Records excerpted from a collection

:::

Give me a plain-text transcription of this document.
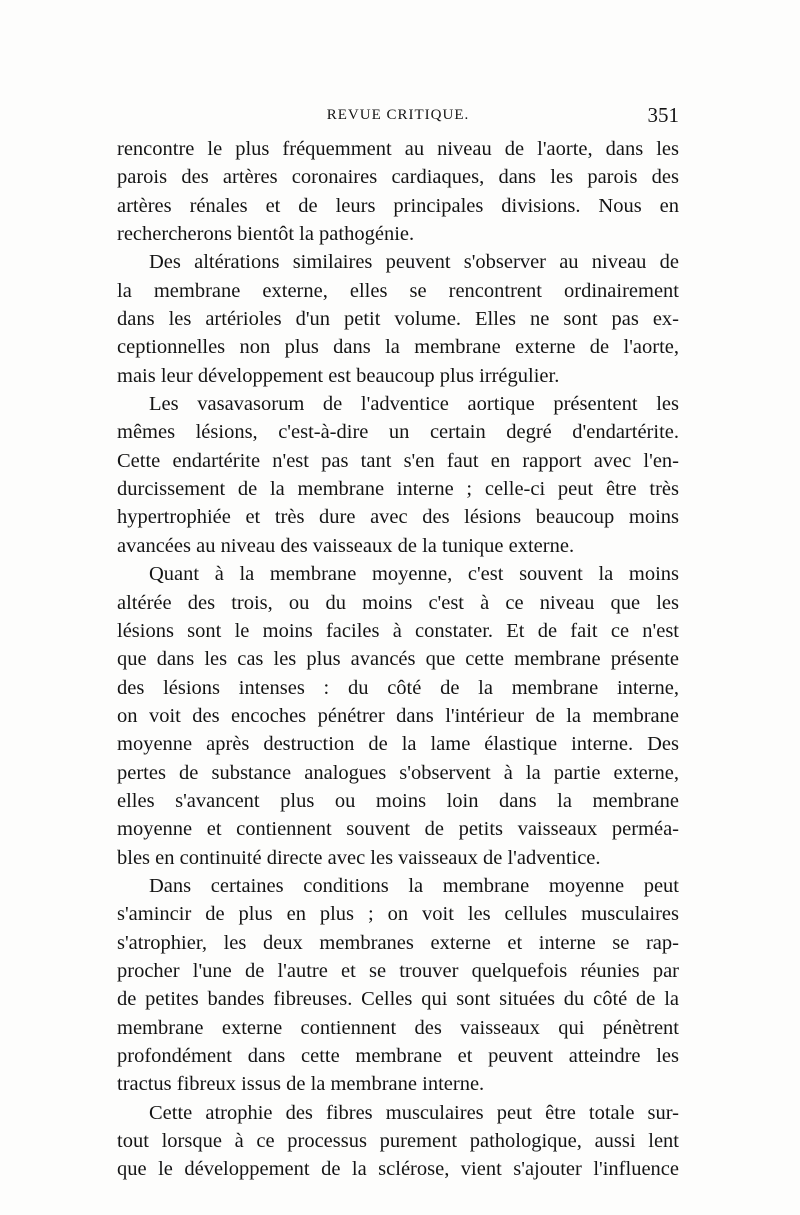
REVUE CRITIQUE.	351
rencontre le plus fréquemment au niveau de l'aorte, dans les
parois des artères coronaires cardiaques, dans les parois des
artères rénales et de leurs principales divisions. Nous en
rechercherons bientôt la pathogénie.
Des altérations similaires peuvent s'observer au niveau de
la membrane externe, elles se rencontrent ordinairement
dans les artérioles d'un petit volume. Elles ne sont pas ex-
ceptionnelles non plus dans la membrane externe de l'aorte,
mais leur développement est beaucoup plus irrégulier.
Les vasavasorum de l'adventice aortique présentent les
mêmes lésions, c'est-à-dire un certain degré d'endartérite.
Cette endartérite n'est pas tant s'en faut en rapport avec l'en-
durcissement de la membrane interne ; celle-ci peut être très
hypertrophiée et très dure avec des lésions beaucoup moins
avancées au niveau des vaisseaux de la tunique externe.
Quant à la membrane moyenne, c'est souvent la moins
altérée des trois, ou du moins c'est à ce niveau que les
lésions sont le moins faciles à constater. Et de fait ce n'est
que dans les cas les plus avancés que cette membrane présente
des lésions intenses : du côté de la membrane interne,
on voit des encoches pénétrer dans l'intérieur de la membrane
moyenne après destruction de la lame élastique interne. Des
pertes de substance analogues s'observent à la partie externe,
elles s'avancent plus ou moins loin dans la membrane
moyenne et contiennent souvent de petits vaisseaux perméa-
bles en continuité directe avec les vaisseaux de l'adventice.
Dans certaines conditions la membrane moyenne peut
s'amincir de plus en plus ; on voit les cellules musculaires
s'atrophier, les deux membranes externe et interne se rap-
procher l'une de l'autre et se trouver quelquefois réunies par
de petites bandes fibreuses. Celles qui sont situées du côté de la
membrane externe contiennent des vaisseaux qui pénètrent
profondément dans cette membrane et peuvent atteindre les
tractus fibreux issus de la membrane interne.
Cette atrophie des fibres musculaires peut être totale sur-
tout lorsque à ce processus purement pathologique, aussi lent
que le développement de la sclérose, vient s'ajouter l'influence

:::

*EXERCISE DETAILS*.
Return all of the entries word for word, but omit the pictures.

*SOLUTION FOR THIS PROBLEM*.
Give me a plain-text transcription of this document.
REVUE CRITIQUE.	351
rencontre le plus fréquemment au niveau de l'aorte, dans les
parois des artères coronaires cardiaques, dans les parois des
artères rénales et de leurs principales divisions. Nous en
rechercherons bientôt la pathogénie.
Des altérations similaires peuvent s'observer au niveau de
la membrane externe, elles se rencontrent ordinairement
dans les artérioles d'un petit volume. Elles ne sont pas ex-
ceptionnelles non plus dans la membrane externe de l'aorte,
mais leur développement est beaucoup plus irrégulier.
Les vasavasorum de l'adventice aortique présentent les
mêmes lésions, c'est-à-dire un certain degré d'endartérite.
Cette endartérite n'est pas tant s'en faut en rapport avec l'en-
durcissement de la membrane interne ; celle-ci peut être très
hypertrophiée et très dure avec des lésions beaucoup moins
avancées au niveau des vaisseaux de la tunique externe.
Quant à la membrane moyenne, c'est souvent la moins
altérée des trois, ou du moins c'est à ce niveau que les
lésions sont le moins faciles à constater. Et de fait ce n'est
que dans les cas les plus avancés que cette membrane présente
des lésions intenses : du côté de la membrane interne,
on voit des encoches pénétrer dans l'intérieur de la membrane
moyenne après destruction de la lame élastique interne. Des
pertes de substance analogues s'observent à la partie externe,
elles s'avancent plus ou moins loin dans la membrane
moyenne et contiennent souvent de petits vaisseaux perméa-
bles en continuité directe avec les vaisseaux de l'adventice.
Dans certaines conditions la membrane moyenne peut
s'amincir de plus en plus ; on voit les cellules musculaires
s'atrophier, les deux membranes externe et interne se rap-
procher l'une de l'autre et se trouver quelquefois réunies par
de petites bandes fibreuses. Celles qui sont situées du côté de la
membrane externe contiennent des vaisseaux qui pénètrent
profondément dans cette membrane et peuvent atteindre les
tractus fibreux issus de la membrane interne.
Cette atrophie des fibres musculaires peut être totale sur-
tout lorsque à ce processus purement pathologique, aussi lent
que le développement de la sclérose, vient s'ajouter l'influence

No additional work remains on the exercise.